◆ **TASK**
Set down the full listing exactly as given. Any pictures are to be left out.
* Begin RECORDS FOR THIS EXERCISE *
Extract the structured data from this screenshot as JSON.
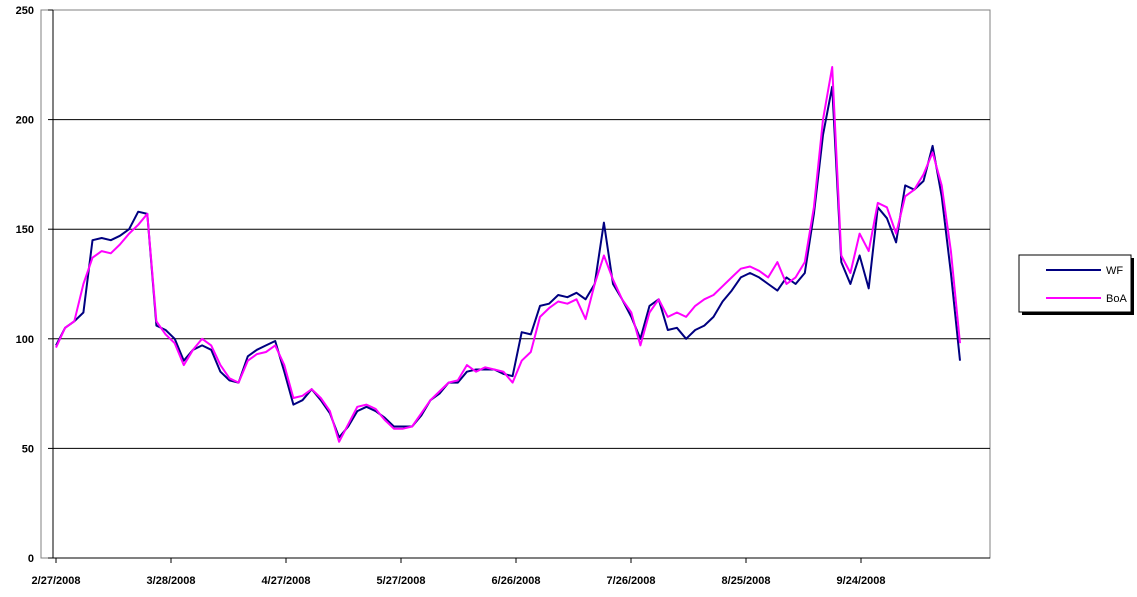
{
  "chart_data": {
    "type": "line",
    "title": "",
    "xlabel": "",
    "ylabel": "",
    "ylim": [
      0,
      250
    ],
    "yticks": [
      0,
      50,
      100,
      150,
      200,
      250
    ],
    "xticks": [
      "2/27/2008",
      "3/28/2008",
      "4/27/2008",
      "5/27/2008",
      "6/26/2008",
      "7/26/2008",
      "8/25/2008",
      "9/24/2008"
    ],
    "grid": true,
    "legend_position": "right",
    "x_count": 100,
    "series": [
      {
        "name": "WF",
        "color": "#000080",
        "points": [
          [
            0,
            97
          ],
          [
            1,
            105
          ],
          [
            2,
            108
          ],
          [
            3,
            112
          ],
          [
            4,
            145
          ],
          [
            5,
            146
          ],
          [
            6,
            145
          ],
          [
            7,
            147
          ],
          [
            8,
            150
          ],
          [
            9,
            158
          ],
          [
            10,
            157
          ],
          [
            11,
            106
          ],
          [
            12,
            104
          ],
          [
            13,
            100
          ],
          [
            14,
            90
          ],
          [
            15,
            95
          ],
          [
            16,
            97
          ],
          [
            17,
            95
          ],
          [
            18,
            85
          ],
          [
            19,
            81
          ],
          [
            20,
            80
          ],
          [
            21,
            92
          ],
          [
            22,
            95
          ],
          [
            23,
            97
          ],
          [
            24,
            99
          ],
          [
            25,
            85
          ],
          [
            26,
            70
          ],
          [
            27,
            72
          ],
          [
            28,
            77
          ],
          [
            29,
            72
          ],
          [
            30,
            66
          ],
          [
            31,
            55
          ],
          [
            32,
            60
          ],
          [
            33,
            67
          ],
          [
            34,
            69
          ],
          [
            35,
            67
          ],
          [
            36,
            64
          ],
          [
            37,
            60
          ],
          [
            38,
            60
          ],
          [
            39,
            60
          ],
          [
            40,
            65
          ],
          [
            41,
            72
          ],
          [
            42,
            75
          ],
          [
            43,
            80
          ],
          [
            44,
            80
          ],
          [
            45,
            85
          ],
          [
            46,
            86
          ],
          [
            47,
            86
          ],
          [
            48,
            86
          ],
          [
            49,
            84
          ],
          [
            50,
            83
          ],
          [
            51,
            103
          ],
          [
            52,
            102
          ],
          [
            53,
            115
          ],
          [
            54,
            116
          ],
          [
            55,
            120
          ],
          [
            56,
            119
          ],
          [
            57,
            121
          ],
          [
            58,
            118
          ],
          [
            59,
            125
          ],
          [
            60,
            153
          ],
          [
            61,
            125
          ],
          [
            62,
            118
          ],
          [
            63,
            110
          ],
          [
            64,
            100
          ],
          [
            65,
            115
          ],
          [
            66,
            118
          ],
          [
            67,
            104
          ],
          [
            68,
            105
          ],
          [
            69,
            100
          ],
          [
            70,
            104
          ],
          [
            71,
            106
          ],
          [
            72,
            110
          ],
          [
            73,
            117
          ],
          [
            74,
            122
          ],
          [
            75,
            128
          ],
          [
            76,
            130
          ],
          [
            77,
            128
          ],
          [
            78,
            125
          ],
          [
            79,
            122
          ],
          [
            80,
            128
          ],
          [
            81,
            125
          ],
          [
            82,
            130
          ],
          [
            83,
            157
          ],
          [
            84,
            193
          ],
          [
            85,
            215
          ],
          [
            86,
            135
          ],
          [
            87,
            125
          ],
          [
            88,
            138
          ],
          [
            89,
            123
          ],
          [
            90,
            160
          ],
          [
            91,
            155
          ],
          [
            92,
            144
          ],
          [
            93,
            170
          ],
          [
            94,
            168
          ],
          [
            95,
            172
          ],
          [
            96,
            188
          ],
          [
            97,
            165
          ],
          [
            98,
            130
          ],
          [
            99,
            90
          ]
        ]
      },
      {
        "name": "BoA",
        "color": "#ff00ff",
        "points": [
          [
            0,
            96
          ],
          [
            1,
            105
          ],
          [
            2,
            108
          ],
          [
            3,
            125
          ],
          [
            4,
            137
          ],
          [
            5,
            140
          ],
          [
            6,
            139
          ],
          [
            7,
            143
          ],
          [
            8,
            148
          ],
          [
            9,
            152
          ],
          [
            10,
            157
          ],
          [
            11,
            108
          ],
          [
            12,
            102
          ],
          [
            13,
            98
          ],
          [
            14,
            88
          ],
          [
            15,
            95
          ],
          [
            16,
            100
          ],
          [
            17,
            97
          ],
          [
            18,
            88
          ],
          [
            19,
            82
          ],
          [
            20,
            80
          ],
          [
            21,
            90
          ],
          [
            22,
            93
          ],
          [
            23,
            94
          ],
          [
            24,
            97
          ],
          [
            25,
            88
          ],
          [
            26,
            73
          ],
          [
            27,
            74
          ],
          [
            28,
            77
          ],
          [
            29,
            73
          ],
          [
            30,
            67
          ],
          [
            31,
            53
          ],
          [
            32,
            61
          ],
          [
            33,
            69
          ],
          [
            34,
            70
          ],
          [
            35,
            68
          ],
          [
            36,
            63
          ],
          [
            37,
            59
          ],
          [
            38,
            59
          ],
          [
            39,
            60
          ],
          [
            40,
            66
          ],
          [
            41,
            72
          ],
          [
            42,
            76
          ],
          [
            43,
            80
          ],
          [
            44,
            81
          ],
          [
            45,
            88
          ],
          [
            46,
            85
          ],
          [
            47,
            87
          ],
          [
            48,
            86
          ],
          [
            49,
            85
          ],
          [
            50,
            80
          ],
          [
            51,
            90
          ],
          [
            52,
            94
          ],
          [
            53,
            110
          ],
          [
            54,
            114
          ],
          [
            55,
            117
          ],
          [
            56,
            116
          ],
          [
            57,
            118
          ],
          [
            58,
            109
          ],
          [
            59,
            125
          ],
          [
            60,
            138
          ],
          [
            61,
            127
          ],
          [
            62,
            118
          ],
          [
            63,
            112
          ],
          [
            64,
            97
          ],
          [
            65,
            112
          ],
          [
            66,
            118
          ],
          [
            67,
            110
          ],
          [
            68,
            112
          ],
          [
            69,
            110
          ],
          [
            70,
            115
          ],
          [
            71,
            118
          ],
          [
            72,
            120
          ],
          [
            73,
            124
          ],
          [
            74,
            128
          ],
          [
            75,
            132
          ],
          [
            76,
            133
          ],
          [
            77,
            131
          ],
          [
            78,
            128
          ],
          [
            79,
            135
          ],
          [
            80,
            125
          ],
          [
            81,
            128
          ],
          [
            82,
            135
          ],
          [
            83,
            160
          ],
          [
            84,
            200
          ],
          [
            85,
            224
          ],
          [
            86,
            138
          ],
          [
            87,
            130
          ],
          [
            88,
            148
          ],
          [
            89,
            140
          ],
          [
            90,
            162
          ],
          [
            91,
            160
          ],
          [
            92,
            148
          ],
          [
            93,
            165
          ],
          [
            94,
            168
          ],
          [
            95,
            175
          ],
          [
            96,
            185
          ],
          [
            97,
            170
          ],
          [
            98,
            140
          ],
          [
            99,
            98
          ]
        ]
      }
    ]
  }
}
* End RECORDS FOR THIS EXERCISE *
◆ **FINAL ANSWER**
Extract the structured data from this screenshot as JSON.
{
  "chart_data": {
    "type": "line",
    "title": "",
    "xlabel": "",
    "ylabel": "",
    "ylim": [
      0,
      250
    ],
    "yticks": [
      0,
      50,
      100,
      150,
      200,
      250
    ],
    "xticks": [
      "2/27/2008",
      "3/28/2008",
      "4/27/2008",
      "5/27/2008",
      "6/26/2008",
      "7/26/2008",
      "8/25/2008",
      "9/24/2008"
    ],
    "grid": true,
    "legend_position": "right",
    "x_count": 100,
    "series": [
      {
        "name": "WF",
        "color": "#000080",
        "points": [
          [
            0,
            97
          ],
          [
            1,
            105
          ],
          [
            2,
            108
          ],
          [
            3,
            112
          ],
          [
            4,
            145
          ],
          [
            5,
            146
          ],
          [
            6,
            145
          ],
          [
            7,
            147
          ],
          [
            8,
            150
          ],
          [
            9,
            158
          ],
          [
            10,
            157
          ],
          [
            11,
            106
          ],
          [
            12,
            104
          ],
          [
            13,
            100
          ],
          [
            14,
            90
          ],
          [
            15,
            95
          ],
          [
            16,
            97
          ],
          [
            17,
            95
          ],
          [
            18,
            85
          ],
          [
            19,
            81
          ],
          [
            20,
            80
          ],
          [
            21,
            92
          ],
          [
            22,
            95
          ],
          [
            23,
            97
          ],
          [
            24,
            99
          ],
          [
            25,
            85
          ],
          [
            26,
            70
          ],
          [
            27,
            72
          ],
          [
            28,
            77
          ],
          [
            29,
            72
          ],
          [
            30,
            66
          ],
          [
            31,
            55
          ],
          [
            32,
            60
          ],
          [
            33,
            67
          ],
          [
            34,
            69
          ],
          [
            35,
            67
          ],
          [
            36,
            64
          ],
          [
            37,
            60
          ],
          [
            38,
            60
          ],
          [
            39,
            60
          ],
          [
            40,
            65
          ],
          [
            41,
            72
          ],
          [
            42,
            75
          ],
          [
            43,
            80
          ],
          [
            44,
            80
          ],
          [
            45,
            85
          ],
          [
            46,
            86
          ],
          [
            47,
            86
          ],
          [
            48,
            86
          ],
          [
            49,
            84
          ],
          [
            50,
            83
          ],
          [
            51,
            103
          ],
          [
            52,
            102
          ],
          [
            53,
            115
          ],
          [
            54,
            116
          ],
          [
            55,
            120
          ],
          [
            56,
            119
          ],
          [
            57,
            121
          ],
          [
            58,
            118
          ],
          [
            59,
            125
          ],
          [
            60,
            153
          ],
          [
            61,
            125
          ],
          [
            62,
            118
          ],
          [
            63,
            110
          ],
          [
            64,
            100
          ],
          [
            65,
            115
          ],
          [
            66,
            118
          ],
          [
            67,
            104
          ],
          [
            68,
            105
          ],
          [
            69,
            100
          ],
          [
            70,
            104
          ],
          [
            71,
            106
          ],
          [
            72,
            110
          ],
          [
            73,
            117
          ],
          [
            74,
            122
          ],
          [
            75,
            128
          ],
          [
            76,
            130
          ],
          [
            77,
            128
          ],
          [
            78,
            125
          ],
          [
            79,
            122
          ],
          [
            80,
            128
          ],
          [
            81,
            125
          ],
          [
            82,
            130
          ],
          [
            83,
            157
          ],
          [
            84,
            193
          ],
          [
            85,
            215
          ],
          [
            86,
            135
          ],
          [
            87,
            125
          ],
          [
            88,
            138
          ],
          [
            89,
            123
          ],
          [
            90,
            160
          ],
          [
            91,
            155
          ],
          [
            92,
            144
          ],
          [
            93,
            170
          ],
          [
            94,
            168
          ],
          [
            95,
            172
          ],
          [
            96,
            188
          ],
          [
            97,
            165
          ],
          [
            98,
            130
          ],
          [
            99,
            90
          ]
        ]
      },
      {
        "name": "BoA",
        "color": "#ff00ff",
        "points": [
          [
            0,
            96
          ],
          [
            1,
            105
          ],
          [
            2,
            108
          ],
          [
            3,
            125
          ],
          [
            4,
            137
          ],
          [
            5,
            140
          ],
          [
            6,
            139
          ],
          [
            7,
            143
          ],
          [
            8,
            148
          ],
          [
            9,
            152
          ],
          [
            10,
            157
          ],
          [
            11,
            108
          ],
          [
            12,
            102
          ],
          [
            13,
            98
          ],
          [
            14,
            88
          ],
          [
            15,
            95
          ],
          [
            16,
            100
          ],
          [
            17,
            97
          ],
          [
            18,
            88
          ],
          [
            19,
            82
          ],
          [
            20,
            80
          ],
          [
            21,
            90
          ],
          [
            22,
            93
          ],
          [
            23,
            94
          ],
          [
            24,
            97
          ],
          [
            25,
            88
          ],
          [
            26,
            73
          ],
          [
            27,
            74
          ],
          [
            28,
            77
          ],
          [
            29,
            73
          ],
          [
            30,
            67
          ],
          [
            31,
            53
          ],
          [
            32,
            61
          ],
          [
            33,
            69
          ],
          [
            34,
            70
          ],
          [
            35,
            68
          ],
          [
            36,
            63
          ],
          [
            37,
            59
          ],
          [
            38,
            59
          ],
          [
            39,
            60
          ],
          [
            40,
            66
          ],
          [
            41,
            72
          ],
          [
            42,
            76
          ],
          [
            43,
            80
          ],
          [
            44,
            81
          ],
          [
            45,
            88
          ],
          [
            46,
            85
          ],
          [
            47,
            87
          ],
          [
            48,
            86
          ],
          [
            49,
            85
          ],
          [
            50,
            80
          ],
          [
            51,
            90
          ],
          [
            52,
            94
          ],
          [
            53,
            110
          ],
          [
            54,
            114
          ],
          [
            55,
            117
          ],
          [
            56,
            116
          ],
          [
            57,
            118
          ],
          [
            58,
            109
          ],
          [
            59,
            125
          ],
          [
            60,
            138
          ],
          [
            61,
            127
          ],
          [
            62,
            118
          ],
          [
            63,
            112
          ],
          [
            64,
            97
          ],
          [
            65,
            112
          ],
          [
            66,
            118
          ],
          [
            67,
            110
          ],
          [
            68,
            112
          ],
          [
            69,
            110
          ],
          [
            70,
            115
          ],
          [
            71,
            118
          ],
          [
            72,
            120
          ],
          [
            73,
            124
          ],
          [
            74,
            128
          ],
          [
            75,
            132
          ],
          [
            76,
            133
          ],
          [
            77,
            131
          ],
          [
            78,
            128
          ],
          [
            79,
            135
          ],
          [
            80,
            125
          ],
          [
            81,
            128
          ],
          [
            82,
            135
          ],
          [
            83,
            160
          ],
          [
            84,
            200
          ],
          [
            85,
            224
          ],
          [
            86,
            138
          ],
          [
            87,
            130
          ],
          [
            88,
            148
          ],
          [
            89,
            140
          ],
          [
            90,
            162
          ],
          [
            91,
            160
          ],
          [
            92,
            148
          ],
          [
            93,
            165
          ],
          [
            94,
            168
          ],
          [
            95,
            175
          ],
          [
            96,
            185
          ],
          [
            97,
            170
          ],
          [
            98,
            140
          ],
          [
            99,
            98
          ]
        ]
      }
    ]
  }
}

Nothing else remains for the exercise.